**What the exercise asks:** Write out the entries again exactly as they are given.

**Input rows:**
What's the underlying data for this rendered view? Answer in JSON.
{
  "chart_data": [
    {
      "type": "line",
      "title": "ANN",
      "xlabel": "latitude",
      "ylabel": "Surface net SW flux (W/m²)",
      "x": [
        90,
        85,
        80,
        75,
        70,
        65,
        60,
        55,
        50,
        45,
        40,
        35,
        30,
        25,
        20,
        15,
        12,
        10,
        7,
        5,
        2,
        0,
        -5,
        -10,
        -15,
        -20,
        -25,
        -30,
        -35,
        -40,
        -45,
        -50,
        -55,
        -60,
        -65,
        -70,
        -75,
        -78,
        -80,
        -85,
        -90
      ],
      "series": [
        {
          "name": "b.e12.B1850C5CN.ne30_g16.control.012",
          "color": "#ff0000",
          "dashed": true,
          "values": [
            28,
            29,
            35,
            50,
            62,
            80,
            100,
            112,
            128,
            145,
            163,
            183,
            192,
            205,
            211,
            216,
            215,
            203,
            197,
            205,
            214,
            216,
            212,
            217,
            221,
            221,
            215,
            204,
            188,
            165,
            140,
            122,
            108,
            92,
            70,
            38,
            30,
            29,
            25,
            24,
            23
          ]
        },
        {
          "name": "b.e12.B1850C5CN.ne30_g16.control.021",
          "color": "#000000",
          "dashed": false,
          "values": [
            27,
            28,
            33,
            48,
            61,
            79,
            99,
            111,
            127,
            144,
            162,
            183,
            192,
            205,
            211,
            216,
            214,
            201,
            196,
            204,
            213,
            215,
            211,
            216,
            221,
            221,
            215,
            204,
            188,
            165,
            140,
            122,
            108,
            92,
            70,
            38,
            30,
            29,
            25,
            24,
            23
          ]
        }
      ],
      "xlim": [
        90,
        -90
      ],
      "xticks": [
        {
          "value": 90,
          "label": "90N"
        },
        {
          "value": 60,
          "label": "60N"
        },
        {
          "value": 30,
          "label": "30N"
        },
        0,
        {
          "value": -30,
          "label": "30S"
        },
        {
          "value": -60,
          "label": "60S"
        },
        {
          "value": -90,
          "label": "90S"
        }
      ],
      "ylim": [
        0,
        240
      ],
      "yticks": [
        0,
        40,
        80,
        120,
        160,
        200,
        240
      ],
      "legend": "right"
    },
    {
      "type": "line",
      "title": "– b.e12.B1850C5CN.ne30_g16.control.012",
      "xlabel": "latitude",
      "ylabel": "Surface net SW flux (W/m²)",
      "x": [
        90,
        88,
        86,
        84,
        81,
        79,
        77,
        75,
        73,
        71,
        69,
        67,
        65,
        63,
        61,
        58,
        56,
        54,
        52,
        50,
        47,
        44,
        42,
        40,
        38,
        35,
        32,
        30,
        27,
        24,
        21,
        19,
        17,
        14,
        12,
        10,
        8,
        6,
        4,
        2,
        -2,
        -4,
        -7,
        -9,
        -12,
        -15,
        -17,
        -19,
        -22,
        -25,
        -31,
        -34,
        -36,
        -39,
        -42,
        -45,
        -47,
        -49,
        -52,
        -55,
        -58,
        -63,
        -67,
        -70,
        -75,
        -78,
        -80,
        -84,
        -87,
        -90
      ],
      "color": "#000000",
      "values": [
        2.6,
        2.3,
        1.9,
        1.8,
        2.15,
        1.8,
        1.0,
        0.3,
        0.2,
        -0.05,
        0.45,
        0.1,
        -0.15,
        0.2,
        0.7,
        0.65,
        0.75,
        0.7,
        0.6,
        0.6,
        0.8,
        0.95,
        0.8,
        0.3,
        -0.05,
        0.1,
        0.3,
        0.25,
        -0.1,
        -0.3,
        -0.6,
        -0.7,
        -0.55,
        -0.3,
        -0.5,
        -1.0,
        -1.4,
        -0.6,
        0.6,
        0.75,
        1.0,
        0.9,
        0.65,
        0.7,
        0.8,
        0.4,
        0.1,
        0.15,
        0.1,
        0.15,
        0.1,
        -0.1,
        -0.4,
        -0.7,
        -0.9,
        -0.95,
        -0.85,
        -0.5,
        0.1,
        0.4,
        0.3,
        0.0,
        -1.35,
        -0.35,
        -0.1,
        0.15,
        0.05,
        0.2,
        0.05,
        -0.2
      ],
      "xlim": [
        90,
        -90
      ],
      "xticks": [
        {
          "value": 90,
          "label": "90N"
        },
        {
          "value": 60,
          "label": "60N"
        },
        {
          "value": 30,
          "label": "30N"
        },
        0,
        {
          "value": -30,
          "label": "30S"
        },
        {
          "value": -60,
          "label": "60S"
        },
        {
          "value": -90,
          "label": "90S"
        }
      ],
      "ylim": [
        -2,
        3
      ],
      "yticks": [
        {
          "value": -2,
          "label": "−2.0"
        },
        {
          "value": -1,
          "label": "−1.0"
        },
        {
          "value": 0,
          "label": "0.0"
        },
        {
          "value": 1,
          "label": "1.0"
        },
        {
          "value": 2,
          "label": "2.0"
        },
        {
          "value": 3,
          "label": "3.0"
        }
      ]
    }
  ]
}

**Full response:**
What's the underlying data for this rendered view? Answer in JSON.
{
  "chart_data": [
    {
      "type": "line",
      "title": "ANN",
      "xlabel": "latitude",
      "ylabel": "Surface net SW flux (W/m²)",
      "x": [
        90,
        85,
        80,
        75,
        70,
        65,
        60,
        55,
        50,
        45,
        40,
        35,
        30,
        25,
        20,
        15,
        12,
        10,
        7,
        5,
        2,
        0,
        -5,
        -10,
        -15,
        -20,
        -25,
        -30,
        -35,
        -40,
        -45,
        -50,
        -55,
        -60,
        -65,
        -70,
        -75,
        -78,
        -80,
        -85,
        -90
      ],
      "series": [
        {
          "name": "b.e12.B1850C5CN.ne30_g16.control.012",
          "color": "#ff0000",
          "dashed": true,
          "values": [
            28,
            29,
            35,
            50,
            62,
            80,
            100,
            112,
            128,
            145,
            163,
            183,
            192,
            205,
            211,
            216,
            215,
            203,
            197,
            205,
            214,
            216,
            212,
            217,
            221,
            221,
            215,
            204,
            188,
            165,
            140,
            122,
            108,
            92,
            70,
            38,
            30,
            29,
            25,
            24,
            23
          ]
        },
        {
          "name": "b.e12.B1850C5CN.ne30_g16.control.021",
          "color": "#000000",
          "dashed": false,
          "values": [
            27,
            28,
            33,
            48,
            61,
            79,
            99,
            111,
            127,
            144,
            162,
            183,
            192,
            205,
            211,
            216,
            214,
            201,
            196,
            204,
            213,
            215,
            211,
            216,
            221,
            221,
            215,
            204,
            188,
            165,
            140,
            122,
            108,
            92,
            70,
            38,
            30,
            29,
            25,
            24,
            23
          ]
        }
      ],
      "xlim": [
        90,
        -90
      ],
      "xticks": [
        {
          "value": 90,
          "label": "90N"
        },
        {
          "value": 60,
          "label": "60N"
        },
        {
          "value": 30,
          "label": "30N"
        },
        0,
        {
          "value": -30,
          "label": "30S"
        },
        {
          "value": -60,
          "label": "60S"
        },
        {
          "value": -90,
          "label": "90S"
        }
      ],
      "ylim": [
        0,
        240
      ],
      "yticks": [
        0,
        40,
        80,
        120,
        160,
        200,
        240
      ],
      "legend": "right"
    },
    {
      "type": "line",
      "title": "– b.e12.B1850C5CN.ne30_g16.control.012",
      "xlabel": "latitude",
      "ylabel": "Surface net SW flux (W/m²)",
      "x": [
        90,
        88,
        86,
        84,
        81,
        79,
        77,
        75,
        73,
        71,
        69,
        67,
        65,
        63,
        61,
        58,
        56,
        54,
        52,
        50,
        47,
        44,
        42,
        40,
        38,
        35,
        32,
        30,
        27,
        24,
        21,
        19,
        17,
        14,
        12,
        10,
        8,
        6,
        4,
        2,
        -2,
        -4,
        -7,
        -9,
        -12,
        -15,
        -17,
        -19,
        -22,
        -25,
        -31,
        -34,
        -36,
        -39,
        -42,
        -45,
        -47,
        -49,
        -52,
        -55,
        -58,
        -63,
        -67,
        -70,
        -75,
        -78,
        -80,
        -84,
        -87,
        -90
      ],
      "color": "#000000",
      "values": [
        2.6,
        2.3,
        1.9,
        1.8,
        2.15,
        1.8,
        1.0,
        0.3,
        0.2,
        -0.05,
        0.45,
        0.1,
        -0.15,
        0.2,
        0.7,
        0.65,
        0.75,
        0.7,
        0.6,
        0.6,
        0.8,
        0.95,
        0.8,
        0.3,
        -0.05,
        0.1,
        0.3,
        0.25,
        -0.1,
        -0.3,
        -0.6,
        -0.7,
        -0.55,
        -0.3,
        -0.5,
        -1.0,
        -1.4,
        -0.6,
        0.6,
        0.75,
        1.0,
        0.9,
        0.65,
        0.7,
        0.8,
        0.4,
        0.1,
        0.15,
        0.1,
        0.15,
        0.1,
        -0.1,
        -0.4,
        -0.7,
        -0.9,
        -0.95,
        -0.85,
        -0.5,
        0.1,
        0.4,
        0.3,
        0.0,
        -1.35,
        -0.35,
        -0.1,
        0.15,
        0.05,
        0.2,
        0.05,
        -0.2
      ],
      "xlim": [
        90,
        -90
      ],
      "xticks": [
        {
          "value": 90,
          "label": "90N"
        },
        {
          "value": 60,
          "label": "60N"
        },
        {
          "value": 30,
          "label": "30N"
        },
        0,
        {
          "value": -30,
          "label": "30S"
        },
        {
          "value": -60,
          "label": "60S"
        },
        {
          "value": -90,
          "label": "90S"
        }
      ],
      "ylim": [
        -2,
        3
      ],
      "yticks": [
        {
          "value": -2,
          "label": "−2.0"
        },
        {
          "value": -1,
          "label": "−1.0"
        },
        {
          "value": 0,
          "label": "0.0"
        },
        {
          "value": 1,
          "label": "1.0"
        },
        {
          "value": 2,
          "label": "2.0"
        },
        {
          "value": 3,
          "label": "3.0"
        }
      ]
    }
  ]
}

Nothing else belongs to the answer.